» **Information given**:
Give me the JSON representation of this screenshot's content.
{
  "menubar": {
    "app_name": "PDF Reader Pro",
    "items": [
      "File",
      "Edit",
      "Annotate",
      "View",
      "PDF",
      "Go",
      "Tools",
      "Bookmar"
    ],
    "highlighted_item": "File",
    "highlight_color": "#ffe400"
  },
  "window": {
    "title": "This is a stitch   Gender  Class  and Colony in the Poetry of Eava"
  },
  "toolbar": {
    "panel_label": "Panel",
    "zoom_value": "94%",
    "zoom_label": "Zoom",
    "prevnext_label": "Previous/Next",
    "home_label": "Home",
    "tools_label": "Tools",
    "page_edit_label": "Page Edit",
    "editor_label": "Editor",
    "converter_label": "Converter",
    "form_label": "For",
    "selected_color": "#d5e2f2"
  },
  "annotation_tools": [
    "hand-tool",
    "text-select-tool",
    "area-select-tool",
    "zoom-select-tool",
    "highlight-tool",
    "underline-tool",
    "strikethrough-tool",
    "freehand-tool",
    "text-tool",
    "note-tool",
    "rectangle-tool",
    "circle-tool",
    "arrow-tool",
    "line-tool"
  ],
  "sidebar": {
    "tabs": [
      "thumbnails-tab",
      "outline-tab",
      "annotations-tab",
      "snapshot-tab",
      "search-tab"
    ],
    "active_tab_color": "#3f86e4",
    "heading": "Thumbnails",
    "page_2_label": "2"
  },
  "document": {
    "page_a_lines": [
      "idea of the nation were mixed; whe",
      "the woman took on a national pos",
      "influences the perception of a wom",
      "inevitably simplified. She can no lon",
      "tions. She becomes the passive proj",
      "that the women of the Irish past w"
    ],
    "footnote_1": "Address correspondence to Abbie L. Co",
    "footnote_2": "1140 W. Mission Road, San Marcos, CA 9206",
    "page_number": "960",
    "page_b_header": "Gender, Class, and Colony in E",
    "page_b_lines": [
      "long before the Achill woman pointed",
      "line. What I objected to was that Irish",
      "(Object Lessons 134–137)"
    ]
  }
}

» **Short exercise**:
All of the entries need to be reproduced exactly; please write them out.

» **Output of the task**:
Give me the JSON representation of this screenshot's content.
{
  "menubar": {
    "app_name": "PDF Reader Pro",
    "items": [
      "File",
      "Edit",
      "Annotate",
      "View",
      "PDF",
      "Go",
      "Tools",
      "Bookmar"
    ],
    "highlighted_item": "File",
    "highlight_color": "#ffe400"
  },
  "window": {
    "title": "This is a stitch   Gender  Class  and Colony in the Poetry of Eava"
  },
  "toolbar": {
    "panel_label": "Panel",
    "zoom_value": "94%",
    "zoom_label": "Zoom",
    "prevnext_label": "Previous/Next",
    "home_label": "Home",
    "tools_label": "Tools",
    "page_edit_label": "Page Edit",
    "editor_label": "Editor",
    "converter_label": "Converter",
    "form_label": "For",
    "selected_color": "#d5e2f2"
  },
  "annotation_tools": [
    "hand-tool",
    "text-select-tool",
    "area-select-tool",
    "zoom-select-tool",
    "highlight-tool",
    "underline-tool",
    "strikethrough-tool",
    "freehand-tool",
    "text-tool",
    "note-tool",
    "rectangle-tool",
    "circle-tool",
    "arrow-tool",
    "line-tool"
  ],
  "sidebar": {
    "tabs": [
      "thumbnails-tab",
      "outline-tab",
      "annotations-tab",
      "snapshot-tab",
      "search-tab"
    ],
    "active_tab_color": "#3f86e4",
    "heading": "Thumbnails",
    "page_2_label": "2"
  },
  "document": {
    "page_a_lines": [
      "idea of the nation were mixed; whe",
      "the woman took on a national pos",
      "influences the perception of a wom",
      "inevitably simplified. She can no lon",
      "tions. She becomes the passive proj",
      "that the women of the Irish past w"
    ],
    "footnote_1": "Address correspondence to Abbie L. Co",
    "footnote_2": "1140 W. Mission Road, San Marcos, CA 9206",
    "page_number": "960",
    "page_b_header": "Gender, Class, and Colony in E",
    "page_b_lines": [
      "long before the Achill woman pointed",
      "line. What I objected to was that Irish",
      "(Object Lessons 134–137)"
    ]
  }
}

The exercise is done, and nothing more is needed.